§ **EXERCISE DESCRIPTION**:
Go through the lines below. Copy those with "Human".
######
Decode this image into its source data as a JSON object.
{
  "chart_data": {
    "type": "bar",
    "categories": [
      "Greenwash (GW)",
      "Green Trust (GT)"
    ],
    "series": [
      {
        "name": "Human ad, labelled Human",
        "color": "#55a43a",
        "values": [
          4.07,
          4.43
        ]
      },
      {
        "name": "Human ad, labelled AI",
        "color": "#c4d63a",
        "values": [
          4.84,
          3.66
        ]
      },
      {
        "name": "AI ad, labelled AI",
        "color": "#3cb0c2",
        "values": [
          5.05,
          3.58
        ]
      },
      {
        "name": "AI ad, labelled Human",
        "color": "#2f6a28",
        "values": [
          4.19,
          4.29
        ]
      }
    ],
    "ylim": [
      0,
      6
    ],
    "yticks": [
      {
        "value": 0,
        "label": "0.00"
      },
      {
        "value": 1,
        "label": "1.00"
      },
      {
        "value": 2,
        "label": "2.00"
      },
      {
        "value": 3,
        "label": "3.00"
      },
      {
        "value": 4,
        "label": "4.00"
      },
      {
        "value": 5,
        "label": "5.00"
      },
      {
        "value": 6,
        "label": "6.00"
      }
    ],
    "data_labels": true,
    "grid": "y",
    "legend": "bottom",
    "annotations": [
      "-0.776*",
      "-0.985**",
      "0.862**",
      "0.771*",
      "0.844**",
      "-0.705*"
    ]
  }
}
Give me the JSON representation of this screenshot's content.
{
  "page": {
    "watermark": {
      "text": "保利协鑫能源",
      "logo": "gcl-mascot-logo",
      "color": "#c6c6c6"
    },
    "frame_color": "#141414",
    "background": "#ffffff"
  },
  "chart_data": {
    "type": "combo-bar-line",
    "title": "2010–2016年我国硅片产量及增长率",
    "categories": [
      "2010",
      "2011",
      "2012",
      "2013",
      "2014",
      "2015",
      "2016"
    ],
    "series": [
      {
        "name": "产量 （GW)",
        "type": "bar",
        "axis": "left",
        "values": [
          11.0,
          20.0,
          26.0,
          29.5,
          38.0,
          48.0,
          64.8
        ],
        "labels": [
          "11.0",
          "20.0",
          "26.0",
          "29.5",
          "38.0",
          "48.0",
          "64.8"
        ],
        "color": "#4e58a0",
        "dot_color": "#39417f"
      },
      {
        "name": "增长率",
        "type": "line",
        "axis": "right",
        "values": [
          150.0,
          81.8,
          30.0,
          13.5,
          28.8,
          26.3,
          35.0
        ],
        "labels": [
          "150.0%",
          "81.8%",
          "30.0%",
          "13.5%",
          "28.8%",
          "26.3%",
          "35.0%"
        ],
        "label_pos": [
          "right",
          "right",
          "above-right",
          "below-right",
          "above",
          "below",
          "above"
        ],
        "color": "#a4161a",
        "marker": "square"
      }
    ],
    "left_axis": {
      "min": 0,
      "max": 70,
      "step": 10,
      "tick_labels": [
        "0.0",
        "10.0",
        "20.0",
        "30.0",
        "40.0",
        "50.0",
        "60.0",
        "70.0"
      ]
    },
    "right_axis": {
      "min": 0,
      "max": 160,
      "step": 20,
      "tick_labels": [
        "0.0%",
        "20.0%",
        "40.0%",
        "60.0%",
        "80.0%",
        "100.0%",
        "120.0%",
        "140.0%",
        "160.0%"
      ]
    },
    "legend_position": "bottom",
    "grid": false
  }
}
######
§ **EXERCISE RESPONSE**:
        "name": "Human ad, labelled Human",
        "name": "Human ad, labelled AI",
        "name": "AI ad, labelled Human",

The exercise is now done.